Find the lines with "Enumerate" in them and copy them out.

── TASK INPUTS ──

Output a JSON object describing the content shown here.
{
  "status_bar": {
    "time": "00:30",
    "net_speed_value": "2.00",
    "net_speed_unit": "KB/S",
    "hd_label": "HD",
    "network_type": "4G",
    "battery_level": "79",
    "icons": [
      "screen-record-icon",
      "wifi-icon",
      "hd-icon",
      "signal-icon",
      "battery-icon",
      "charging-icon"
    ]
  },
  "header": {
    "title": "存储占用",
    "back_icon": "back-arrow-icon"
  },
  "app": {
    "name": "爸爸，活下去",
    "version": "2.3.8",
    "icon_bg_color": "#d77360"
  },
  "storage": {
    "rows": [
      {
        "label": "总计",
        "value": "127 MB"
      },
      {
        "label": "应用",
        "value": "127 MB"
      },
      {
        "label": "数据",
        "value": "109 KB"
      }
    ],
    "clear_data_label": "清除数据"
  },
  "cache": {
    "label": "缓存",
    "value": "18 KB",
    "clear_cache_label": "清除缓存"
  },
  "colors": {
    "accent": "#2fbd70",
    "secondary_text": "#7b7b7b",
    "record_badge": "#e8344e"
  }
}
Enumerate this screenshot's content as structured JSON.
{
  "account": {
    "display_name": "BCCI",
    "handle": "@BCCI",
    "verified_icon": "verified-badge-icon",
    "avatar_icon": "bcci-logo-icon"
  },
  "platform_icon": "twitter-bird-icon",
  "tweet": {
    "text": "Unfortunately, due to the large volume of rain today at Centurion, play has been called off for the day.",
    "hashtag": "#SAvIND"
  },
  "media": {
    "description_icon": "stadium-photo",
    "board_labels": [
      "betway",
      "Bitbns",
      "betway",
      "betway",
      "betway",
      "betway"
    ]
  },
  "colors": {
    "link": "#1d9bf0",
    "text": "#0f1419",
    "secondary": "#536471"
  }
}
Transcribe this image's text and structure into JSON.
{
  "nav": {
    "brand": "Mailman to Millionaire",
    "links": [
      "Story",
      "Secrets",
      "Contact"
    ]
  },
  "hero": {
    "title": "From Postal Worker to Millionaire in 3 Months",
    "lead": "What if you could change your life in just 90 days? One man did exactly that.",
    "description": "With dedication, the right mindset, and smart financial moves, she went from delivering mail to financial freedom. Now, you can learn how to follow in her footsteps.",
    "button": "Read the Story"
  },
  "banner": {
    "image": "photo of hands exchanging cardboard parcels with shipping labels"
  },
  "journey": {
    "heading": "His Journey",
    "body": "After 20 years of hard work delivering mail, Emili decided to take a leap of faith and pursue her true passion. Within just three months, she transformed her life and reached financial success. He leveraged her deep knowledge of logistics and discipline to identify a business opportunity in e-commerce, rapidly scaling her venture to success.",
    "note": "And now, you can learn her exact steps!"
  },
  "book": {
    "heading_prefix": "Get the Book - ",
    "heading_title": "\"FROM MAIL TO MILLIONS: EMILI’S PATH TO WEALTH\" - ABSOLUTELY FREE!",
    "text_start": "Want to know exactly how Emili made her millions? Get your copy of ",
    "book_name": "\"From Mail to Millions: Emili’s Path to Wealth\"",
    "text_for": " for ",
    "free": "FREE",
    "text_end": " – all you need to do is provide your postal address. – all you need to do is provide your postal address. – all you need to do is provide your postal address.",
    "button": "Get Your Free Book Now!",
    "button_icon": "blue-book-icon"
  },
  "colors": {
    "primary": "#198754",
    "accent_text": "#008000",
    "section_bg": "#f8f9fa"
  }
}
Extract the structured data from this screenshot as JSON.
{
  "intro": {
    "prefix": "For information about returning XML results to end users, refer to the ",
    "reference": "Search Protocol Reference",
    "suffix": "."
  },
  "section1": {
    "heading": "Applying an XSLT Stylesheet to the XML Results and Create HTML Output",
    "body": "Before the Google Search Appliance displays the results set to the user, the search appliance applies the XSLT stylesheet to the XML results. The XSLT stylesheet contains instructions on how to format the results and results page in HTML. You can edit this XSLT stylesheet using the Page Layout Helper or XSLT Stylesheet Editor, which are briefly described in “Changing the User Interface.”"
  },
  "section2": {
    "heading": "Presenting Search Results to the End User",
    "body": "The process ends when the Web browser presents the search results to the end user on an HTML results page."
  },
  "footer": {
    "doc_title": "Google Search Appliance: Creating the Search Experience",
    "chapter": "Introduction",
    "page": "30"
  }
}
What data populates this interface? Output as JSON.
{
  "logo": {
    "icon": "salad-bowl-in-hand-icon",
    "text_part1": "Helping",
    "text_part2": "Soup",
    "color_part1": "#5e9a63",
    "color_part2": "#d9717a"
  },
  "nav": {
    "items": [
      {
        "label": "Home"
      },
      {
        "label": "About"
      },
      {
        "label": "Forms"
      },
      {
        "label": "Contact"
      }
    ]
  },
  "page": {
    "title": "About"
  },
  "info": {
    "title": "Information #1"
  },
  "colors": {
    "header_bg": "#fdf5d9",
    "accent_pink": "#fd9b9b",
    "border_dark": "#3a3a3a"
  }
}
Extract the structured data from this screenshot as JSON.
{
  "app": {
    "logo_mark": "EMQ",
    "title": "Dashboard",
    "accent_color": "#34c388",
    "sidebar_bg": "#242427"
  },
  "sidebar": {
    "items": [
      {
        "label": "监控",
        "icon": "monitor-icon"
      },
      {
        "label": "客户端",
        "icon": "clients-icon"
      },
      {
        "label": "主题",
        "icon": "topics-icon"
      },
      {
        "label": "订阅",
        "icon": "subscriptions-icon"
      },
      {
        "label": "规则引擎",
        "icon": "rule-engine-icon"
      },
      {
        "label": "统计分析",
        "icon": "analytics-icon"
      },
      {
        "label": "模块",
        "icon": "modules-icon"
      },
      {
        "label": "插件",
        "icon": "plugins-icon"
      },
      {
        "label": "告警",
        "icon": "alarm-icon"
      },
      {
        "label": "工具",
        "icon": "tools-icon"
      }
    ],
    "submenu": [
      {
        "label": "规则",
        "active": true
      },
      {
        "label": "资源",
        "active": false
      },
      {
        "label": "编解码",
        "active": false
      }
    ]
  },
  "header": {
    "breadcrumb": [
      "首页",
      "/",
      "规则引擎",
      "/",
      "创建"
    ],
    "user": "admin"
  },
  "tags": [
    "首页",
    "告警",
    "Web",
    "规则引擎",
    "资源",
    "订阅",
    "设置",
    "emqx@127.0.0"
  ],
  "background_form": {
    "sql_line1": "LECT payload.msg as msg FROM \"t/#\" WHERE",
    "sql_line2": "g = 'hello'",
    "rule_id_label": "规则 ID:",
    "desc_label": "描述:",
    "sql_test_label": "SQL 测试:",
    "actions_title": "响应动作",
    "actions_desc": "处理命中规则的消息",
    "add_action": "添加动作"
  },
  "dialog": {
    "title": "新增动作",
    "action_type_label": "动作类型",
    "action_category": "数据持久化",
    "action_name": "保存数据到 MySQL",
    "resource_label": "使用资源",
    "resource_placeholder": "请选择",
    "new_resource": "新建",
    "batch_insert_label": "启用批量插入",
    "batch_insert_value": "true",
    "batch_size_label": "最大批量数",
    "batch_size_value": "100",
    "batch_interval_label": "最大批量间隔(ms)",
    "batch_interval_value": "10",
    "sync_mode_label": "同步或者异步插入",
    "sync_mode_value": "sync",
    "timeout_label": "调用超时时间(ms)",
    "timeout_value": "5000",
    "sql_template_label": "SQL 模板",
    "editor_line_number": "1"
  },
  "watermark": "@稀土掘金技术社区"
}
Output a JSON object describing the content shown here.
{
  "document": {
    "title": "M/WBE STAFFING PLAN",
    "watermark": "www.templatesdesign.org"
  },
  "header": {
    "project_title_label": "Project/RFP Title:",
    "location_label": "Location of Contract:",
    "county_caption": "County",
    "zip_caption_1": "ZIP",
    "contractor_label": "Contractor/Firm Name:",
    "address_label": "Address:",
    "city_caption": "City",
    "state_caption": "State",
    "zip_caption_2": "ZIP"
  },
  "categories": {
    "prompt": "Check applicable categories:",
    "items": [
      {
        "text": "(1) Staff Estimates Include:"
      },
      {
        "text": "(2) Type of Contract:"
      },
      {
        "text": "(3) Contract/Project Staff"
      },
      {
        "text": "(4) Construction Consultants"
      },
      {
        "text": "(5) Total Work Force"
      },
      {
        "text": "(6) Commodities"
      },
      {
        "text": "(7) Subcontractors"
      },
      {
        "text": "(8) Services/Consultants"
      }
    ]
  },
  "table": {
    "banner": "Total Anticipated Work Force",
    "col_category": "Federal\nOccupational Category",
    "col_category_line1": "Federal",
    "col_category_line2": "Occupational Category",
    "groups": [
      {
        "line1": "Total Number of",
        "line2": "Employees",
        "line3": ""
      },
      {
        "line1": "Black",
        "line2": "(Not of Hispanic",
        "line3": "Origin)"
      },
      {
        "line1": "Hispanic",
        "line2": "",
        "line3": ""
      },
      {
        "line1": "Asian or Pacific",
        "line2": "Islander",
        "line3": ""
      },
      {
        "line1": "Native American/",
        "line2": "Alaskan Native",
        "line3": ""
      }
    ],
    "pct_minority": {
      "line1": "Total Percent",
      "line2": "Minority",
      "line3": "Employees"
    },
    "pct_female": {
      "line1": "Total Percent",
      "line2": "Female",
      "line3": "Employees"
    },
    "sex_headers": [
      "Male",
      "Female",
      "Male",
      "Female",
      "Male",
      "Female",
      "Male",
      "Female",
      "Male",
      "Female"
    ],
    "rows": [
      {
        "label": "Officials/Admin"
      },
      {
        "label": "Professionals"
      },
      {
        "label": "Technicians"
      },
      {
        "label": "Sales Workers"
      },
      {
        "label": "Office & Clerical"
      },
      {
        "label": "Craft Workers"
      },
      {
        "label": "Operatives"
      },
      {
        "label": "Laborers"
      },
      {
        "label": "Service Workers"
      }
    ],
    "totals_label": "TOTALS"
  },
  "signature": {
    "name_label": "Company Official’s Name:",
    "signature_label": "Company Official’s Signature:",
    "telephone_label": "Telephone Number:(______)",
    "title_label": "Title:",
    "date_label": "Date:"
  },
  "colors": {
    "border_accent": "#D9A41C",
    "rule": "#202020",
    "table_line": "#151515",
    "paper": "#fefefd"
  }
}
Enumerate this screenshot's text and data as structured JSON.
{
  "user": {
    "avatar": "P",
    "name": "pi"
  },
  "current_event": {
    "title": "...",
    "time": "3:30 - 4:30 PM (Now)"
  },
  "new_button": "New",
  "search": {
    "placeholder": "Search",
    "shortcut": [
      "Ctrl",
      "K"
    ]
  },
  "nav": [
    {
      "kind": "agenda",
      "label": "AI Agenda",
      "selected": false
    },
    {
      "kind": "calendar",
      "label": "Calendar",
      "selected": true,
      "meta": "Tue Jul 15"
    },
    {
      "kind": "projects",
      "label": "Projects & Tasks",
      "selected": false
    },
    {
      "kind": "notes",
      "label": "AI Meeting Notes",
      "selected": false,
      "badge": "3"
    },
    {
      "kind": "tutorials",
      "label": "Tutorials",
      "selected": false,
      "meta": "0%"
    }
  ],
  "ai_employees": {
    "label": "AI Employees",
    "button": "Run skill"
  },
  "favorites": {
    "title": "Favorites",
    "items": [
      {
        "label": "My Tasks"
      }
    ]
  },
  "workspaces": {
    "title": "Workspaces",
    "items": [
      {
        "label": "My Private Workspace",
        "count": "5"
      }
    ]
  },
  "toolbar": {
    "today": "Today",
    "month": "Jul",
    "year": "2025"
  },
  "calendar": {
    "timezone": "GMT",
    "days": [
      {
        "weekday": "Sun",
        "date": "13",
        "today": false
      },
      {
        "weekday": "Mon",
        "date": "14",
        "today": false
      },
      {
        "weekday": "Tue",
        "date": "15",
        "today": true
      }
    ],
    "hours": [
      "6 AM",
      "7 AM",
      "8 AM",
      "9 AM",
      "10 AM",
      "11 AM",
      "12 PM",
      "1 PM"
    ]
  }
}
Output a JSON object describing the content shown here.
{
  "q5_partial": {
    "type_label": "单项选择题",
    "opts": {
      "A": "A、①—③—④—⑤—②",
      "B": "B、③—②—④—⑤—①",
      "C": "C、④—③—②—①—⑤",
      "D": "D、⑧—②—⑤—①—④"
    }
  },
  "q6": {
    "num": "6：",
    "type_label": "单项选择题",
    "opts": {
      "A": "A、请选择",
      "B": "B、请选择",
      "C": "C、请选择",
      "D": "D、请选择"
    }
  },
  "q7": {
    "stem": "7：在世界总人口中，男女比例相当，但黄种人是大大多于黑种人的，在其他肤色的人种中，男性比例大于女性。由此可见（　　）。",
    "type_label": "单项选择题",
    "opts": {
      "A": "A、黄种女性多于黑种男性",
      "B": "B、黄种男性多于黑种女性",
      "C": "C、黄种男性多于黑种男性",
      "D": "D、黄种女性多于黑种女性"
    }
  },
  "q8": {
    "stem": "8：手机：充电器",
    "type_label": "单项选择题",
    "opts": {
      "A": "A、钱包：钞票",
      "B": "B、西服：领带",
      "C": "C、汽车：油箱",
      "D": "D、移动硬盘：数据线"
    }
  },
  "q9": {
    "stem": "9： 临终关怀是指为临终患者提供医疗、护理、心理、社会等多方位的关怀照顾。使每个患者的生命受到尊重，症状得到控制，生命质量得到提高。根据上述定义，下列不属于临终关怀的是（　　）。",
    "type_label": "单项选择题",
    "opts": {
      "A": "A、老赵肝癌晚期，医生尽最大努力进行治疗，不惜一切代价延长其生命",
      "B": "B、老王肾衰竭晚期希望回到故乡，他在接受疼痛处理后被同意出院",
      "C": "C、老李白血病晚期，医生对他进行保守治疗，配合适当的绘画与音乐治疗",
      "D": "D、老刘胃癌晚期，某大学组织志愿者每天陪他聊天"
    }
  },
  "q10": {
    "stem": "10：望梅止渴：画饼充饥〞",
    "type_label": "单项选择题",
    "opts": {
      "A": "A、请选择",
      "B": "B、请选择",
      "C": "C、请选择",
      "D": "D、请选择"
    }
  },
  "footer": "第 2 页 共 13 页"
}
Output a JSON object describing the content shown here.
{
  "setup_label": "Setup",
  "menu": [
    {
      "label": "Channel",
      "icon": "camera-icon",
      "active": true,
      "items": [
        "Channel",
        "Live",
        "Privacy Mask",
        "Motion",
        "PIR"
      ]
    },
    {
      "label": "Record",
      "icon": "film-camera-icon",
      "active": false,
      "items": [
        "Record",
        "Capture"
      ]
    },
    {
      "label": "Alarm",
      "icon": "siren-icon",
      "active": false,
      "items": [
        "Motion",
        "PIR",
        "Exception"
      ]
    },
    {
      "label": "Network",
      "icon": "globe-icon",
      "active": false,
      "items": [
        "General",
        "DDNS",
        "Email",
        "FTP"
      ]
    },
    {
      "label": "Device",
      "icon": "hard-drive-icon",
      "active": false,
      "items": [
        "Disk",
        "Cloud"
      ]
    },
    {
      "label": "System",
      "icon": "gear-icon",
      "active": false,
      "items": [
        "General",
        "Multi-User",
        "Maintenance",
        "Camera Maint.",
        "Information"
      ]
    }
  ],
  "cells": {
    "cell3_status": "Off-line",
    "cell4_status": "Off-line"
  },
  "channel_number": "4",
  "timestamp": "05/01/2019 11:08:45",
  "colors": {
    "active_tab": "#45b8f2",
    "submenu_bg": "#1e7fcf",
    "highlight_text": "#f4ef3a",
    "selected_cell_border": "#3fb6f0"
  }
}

───

**WRITTEN SOLUTION:**
Enumerate this screenshot's content as structured JSON.
Enumerate this screenshot's text and data as structured JSON.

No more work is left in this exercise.